Problem:
Return each line containing "Unpolished".

Extracted records:
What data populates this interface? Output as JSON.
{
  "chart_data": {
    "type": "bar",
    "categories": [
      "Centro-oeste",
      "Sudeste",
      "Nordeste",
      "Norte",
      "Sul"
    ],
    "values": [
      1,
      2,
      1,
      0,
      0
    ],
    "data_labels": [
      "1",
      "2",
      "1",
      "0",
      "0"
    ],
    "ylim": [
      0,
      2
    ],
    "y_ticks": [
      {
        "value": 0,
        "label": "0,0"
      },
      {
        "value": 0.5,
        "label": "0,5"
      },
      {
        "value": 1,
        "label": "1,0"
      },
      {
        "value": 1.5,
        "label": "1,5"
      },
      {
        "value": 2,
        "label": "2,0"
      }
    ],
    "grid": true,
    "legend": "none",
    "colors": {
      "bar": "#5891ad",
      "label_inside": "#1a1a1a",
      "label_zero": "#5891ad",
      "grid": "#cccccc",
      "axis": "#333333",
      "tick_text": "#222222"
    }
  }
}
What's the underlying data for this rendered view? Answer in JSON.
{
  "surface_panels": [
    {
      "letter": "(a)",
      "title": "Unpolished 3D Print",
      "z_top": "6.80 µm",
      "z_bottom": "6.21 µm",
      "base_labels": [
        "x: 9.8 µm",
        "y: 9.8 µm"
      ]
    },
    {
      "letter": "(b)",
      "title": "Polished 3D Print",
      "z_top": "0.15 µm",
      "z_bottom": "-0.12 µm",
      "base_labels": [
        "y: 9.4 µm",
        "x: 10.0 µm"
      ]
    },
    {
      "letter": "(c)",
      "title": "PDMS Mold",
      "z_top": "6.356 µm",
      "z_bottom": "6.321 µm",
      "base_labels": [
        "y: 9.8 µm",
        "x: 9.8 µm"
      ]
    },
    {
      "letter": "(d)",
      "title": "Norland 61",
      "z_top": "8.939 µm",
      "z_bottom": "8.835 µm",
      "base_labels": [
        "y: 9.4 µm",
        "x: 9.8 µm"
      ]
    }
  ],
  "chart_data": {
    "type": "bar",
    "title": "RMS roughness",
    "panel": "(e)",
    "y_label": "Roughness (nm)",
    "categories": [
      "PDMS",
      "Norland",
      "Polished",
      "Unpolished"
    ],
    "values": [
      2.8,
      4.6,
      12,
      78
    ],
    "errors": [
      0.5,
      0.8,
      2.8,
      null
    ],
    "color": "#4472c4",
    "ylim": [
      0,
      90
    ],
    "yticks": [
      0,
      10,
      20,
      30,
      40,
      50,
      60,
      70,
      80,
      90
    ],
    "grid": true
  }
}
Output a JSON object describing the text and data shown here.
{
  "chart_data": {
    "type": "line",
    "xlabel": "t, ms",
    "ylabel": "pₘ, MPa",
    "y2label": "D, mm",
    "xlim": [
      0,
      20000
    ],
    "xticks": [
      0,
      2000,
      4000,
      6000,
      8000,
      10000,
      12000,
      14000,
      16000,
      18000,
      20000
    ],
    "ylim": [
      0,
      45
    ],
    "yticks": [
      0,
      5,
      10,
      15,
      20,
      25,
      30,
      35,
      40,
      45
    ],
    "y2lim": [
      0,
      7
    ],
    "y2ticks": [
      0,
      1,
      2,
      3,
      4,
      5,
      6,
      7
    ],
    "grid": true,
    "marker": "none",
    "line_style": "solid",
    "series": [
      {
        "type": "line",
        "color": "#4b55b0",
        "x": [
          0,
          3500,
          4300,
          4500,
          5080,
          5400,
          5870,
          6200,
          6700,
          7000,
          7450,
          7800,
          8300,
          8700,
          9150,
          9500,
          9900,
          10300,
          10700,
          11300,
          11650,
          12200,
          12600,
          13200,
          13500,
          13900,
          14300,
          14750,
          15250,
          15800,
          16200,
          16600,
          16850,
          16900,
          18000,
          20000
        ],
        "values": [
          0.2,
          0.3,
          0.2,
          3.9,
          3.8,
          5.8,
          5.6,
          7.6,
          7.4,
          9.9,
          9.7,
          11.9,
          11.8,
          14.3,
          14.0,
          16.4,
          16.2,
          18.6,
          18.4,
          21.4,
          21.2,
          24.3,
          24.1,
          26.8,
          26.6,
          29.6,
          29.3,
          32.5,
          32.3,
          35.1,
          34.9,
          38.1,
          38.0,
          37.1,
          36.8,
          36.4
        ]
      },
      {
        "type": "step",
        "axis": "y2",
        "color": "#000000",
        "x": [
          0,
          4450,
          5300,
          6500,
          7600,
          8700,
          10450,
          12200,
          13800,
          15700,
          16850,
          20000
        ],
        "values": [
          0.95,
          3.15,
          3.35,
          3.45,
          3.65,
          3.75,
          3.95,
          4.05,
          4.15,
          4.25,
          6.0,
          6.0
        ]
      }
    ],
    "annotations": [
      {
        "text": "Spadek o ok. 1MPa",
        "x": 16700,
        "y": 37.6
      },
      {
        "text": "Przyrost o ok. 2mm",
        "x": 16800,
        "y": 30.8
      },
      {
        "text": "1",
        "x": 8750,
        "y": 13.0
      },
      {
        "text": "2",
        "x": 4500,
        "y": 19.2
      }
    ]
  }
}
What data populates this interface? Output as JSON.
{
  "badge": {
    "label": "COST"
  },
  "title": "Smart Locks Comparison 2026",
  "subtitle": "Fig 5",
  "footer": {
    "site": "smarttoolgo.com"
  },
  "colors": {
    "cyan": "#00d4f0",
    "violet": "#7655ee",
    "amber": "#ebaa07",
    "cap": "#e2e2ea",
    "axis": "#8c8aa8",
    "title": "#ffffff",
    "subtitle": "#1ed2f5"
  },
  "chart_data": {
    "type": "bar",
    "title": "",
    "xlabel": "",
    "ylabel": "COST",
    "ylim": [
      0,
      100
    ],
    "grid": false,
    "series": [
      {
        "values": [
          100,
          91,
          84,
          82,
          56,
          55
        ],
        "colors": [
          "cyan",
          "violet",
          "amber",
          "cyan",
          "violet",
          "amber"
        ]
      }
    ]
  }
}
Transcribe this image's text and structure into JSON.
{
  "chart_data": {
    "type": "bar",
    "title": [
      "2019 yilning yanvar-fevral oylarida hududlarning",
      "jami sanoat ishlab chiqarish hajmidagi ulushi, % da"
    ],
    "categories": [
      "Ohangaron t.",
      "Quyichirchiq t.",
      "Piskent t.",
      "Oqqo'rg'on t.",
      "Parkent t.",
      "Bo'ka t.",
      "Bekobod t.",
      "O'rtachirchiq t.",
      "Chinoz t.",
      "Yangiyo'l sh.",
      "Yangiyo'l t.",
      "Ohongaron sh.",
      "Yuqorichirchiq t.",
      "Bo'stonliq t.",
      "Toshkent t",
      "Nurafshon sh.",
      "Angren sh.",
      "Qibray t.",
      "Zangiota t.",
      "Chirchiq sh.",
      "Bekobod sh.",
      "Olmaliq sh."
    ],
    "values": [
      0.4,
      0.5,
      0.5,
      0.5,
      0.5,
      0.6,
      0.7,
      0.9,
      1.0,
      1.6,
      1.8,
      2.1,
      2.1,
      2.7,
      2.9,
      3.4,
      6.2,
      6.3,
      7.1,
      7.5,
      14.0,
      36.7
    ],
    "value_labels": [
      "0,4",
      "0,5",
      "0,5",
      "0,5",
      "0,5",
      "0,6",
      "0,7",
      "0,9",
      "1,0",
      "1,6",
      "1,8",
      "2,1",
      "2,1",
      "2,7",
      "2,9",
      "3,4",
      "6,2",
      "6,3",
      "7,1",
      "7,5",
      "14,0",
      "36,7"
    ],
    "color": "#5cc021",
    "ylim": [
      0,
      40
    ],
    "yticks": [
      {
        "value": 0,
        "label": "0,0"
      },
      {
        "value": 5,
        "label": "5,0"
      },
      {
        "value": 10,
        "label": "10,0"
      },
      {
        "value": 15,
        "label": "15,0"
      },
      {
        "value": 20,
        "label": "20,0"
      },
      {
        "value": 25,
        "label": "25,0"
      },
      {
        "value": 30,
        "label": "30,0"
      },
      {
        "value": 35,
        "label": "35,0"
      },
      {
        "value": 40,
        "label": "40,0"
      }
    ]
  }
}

The reply:
      "title": "Unpolished 3D Print",
      "Unpolished"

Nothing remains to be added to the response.